◆ Document extract
>>>>

National Broadband Network should avoid creating new monopoly

Two regular contributors to Australia’s industry regulation debates have penned a paper slamming the proposed “Telstra-NBN” deal.

Under the deal, which is under consideration by the ACCC, Telstra is to withdraw from fixed line services as the National Broadband Network fibre is rolled out. In addition, both Telstra and Optus have agreed to withdraw from the cable broadband market, and neither will promote their mobile broadband networks as a substitute for fixed fibre services.

Toronto University’s Professor Joshua Gans (founder of economic consultancy Core Research) and MIT Professor Jerry Hausman have criticized the deal on the basis that it’s “massively” anti-competitive.

Instead of ending services on the HFC network, they propose that Telstra sell the network (suggesting Foxtel as a possible buyer) and permitting HFC-based broadband to continue. They also believe Telstra should be permitted to offer wireless services explicitly in competition to the NBN.

The pair also criticizes the government’s desire for the NBN to have uniform pricing covering both urban and regional areas, saying that it is “not the role of competition policy to facilitate cross subsidies” and asserting that cross subsidies are “inefficient” (The Register presumes that these comments are restricted to government-mandated cross subsidies, since businesses routinely apply internal cross subsidies).

<<<<

◆ Challenges
1 – Edit the article on the Telstra-NBN deal so that "Foxtel" becomes "a cable television company", and give the passage starting at "Under the deal, which" and ending at "to the NBN.".
2 – Decide whether each statement agrees with the article on the Telstra-NBN deal, answering yes or no and quoting the words that settle it. (a) The deal is being considered by the ACCC. (b) Gans and Hausman propose that Telstra end services on the HFC network. (c) Gans and Hausman support uniform NBN pricing across urban and regional areas.
Rely only on the text above.

◆ Spatial layout data

>>>>

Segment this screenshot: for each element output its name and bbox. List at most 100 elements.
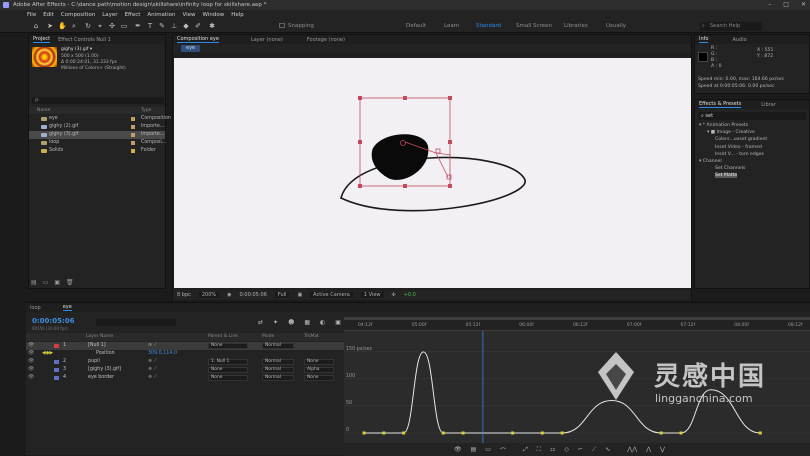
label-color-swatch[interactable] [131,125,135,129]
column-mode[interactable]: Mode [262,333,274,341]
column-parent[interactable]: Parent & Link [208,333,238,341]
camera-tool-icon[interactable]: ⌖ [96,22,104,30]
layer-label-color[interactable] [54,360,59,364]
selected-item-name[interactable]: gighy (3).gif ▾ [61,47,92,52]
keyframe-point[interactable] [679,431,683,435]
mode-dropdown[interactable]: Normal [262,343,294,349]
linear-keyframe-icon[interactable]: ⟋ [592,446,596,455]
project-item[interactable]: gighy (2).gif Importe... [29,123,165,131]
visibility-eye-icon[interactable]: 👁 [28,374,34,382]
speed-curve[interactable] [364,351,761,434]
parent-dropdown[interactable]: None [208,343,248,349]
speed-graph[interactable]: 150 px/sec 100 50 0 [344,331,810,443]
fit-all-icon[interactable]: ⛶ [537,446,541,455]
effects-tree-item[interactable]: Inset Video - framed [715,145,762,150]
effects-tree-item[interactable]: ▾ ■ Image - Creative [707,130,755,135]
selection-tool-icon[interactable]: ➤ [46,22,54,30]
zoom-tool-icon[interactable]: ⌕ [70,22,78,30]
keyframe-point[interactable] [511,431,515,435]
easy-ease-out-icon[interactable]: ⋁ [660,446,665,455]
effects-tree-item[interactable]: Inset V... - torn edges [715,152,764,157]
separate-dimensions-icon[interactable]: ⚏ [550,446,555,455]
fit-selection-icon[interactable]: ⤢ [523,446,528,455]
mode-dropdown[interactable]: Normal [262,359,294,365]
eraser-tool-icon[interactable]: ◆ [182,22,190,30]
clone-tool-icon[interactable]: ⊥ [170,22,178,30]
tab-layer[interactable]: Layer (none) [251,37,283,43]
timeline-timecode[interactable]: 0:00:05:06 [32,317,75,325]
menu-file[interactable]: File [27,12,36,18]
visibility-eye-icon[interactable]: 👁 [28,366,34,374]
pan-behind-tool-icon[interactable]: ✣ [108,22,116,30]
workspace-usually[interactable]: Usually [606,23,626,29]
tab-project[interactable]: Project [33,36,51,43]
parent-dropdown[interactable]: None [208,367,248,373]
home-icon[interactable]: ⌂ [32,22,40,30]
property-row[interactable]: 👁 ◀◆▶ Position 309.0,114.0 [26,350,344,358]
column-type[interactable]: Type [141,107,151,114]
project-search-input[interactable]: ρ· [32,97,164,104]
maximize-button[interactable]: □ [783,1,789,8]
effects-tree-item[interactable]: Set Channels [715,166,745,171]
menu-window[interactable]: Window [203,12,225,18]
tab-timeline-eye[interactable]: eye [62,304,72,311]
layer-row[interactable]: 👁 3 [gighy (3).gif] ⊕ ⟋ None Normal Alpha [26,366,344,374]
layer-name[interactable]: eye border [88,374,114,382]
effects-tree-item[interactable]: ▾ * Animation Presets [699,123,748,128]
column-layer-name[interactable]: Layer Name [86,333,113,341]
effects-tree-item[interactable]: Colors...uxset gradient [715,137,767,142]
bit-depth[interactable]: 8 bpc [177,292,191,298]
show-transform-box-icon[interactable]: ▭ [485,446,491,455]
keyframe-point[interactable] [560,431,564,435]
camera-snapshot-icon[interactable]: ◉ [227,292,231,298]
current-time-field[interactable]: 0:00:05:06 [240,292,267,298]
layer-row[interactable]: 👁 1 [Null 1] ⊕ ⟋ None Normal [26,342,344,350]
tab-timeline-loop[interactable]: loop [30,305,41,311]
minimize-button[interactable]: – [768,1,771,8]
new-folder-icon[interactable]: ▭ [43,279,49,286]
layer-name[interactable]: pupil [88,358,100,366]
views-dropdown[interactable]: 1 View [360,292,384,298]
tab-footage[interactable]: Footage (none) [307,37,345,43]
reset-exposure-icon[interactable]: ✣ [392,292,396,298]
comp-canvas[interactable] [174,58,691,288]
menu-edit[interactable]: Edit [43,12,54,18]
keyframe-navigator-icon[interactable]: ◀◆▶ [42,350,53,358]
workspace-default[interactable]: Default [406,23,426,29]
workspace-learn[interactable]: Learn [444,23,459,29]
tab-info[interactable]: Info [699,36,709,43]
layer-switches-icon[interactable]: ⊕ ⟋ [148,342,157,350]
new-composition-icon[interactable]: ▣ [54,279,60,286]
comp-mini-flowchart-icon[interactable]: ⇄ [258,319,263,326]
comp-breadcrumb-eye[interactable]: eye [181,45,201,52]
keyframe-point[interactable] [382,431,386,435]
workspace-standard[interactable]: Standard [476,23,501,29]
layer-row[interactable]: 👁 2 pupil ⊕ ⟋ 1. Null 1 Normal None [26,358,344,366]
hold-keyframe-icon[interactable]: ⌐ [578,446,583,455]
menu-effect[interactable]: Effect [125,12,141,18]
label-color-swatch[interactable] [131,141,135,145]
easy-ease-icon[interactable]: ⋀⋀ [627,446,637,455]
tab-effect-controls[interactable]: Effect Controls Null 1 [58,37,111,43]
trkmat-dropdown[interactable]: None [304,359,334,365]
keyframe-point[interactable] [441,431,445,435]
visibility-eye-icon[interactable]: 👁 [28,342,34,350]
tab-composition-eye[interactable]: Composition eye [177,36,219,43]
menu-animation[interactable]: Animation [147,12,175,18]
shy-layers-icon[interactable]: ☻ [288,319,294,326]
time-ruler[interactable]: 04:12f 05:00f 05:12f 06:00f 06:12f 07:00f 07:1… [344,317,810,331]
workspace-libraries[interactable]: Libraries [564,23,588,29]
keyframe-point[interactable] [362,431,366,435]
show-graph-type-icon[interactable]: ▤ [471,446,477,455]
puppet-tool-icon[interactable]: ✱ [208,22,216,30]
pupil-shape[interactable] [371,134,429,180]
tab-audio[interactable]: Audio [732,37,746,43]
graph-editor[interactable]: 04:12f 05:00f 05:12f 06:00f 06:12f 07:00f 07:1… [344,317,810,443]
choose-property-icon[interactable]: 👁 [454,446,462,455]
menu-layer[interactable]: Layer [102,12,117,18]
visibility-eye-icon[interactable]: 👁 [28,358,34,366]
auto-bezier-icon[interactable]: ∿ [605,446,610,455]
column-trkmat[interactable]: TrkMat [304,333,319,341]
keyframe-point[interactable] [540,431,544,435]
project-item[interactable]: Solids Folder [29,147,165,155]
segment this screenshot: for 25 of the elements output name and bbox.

<<<<

◆ Completed exercise
1 –
Under the deal, which is under consideration by the ACCC, Telstra is to withdraw from fixed line services as the National Broadband Network fibre is rolled out. In addition, both Telstra and Optus have agreed to withdraw from the cable broadband market, and neither will promote their mobile broadband networks as a substitute for fixed fibre services.

Toronto University’s Professor Joshua Gans (founder of economic consultancy Core Research) and MIT Professor Jerry Hausman have criticized the deal on the basis that it’s “massively” anti-competitive.

Instead of ending services on the HFC network, they propose that Telstra sell the network (suggesting a cable television company as a possible buyer) and permitting HFC-based broadband to continue. They also believe Telstra should be permitted to offer wireless services explicitly in competition to the NBN.

2 –
(a) Yes: "which is under consideration by the ACCC"
(b) No: "Instead of ending services on the HFC network, they propose that Telstra sell the network"
(c) No: "The pair also criticizes the government’s desire for the NBN to have uniform pricing covering both urban and regional areas"